▶ [Raw records]
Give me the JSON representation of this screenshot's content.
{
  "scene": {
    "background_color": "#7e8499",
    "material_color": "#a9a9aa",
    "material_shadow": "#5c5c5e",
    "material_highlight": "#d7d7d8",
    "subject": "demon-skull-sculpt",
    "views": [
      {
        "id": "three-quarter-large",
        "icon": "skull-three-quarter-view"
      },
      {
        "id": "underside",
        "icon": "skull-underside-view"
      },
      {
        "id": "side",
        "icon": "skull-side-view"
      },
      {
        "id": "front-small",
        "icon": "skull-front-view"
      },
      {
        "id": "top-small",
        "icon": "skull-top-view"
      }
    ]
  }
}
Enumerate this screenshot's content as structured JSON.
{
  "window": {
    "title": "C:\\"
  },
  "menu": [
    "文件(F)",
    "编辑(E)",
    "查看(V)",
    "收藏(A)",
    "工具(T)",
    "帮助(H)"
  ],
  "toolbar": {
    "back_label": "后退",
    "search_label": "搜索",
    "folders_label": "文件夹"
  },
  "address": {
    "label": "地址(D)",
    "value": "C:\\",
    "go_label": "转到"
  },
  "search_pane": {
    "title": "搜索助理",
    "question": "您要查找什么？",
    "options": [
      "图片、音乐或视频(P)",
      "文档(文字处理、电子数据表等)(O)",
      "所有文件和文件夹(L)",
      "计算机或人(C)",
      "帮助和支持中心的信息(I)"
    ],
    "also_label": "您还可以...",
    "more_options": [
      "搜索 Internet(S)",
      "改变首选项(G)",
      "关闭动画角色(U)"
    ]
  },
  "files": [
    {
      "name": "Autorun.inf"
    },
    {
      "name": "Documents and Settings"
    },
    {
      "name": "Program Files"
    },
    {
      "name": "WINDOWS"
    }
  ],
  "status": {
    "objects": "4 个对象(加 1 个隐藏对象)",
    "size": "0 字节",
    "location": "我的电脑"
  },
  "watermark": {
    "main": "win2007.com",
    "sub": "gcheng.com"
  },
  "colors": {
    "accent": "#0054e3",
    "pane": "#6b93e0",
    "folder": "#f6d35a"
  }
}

▶ [Exercise objective] In the lines above, find each one with "three" and list it.

▶ [Correct response]
        "id": "three-quarter-large",
        "icon": "skull-three-quarter-view"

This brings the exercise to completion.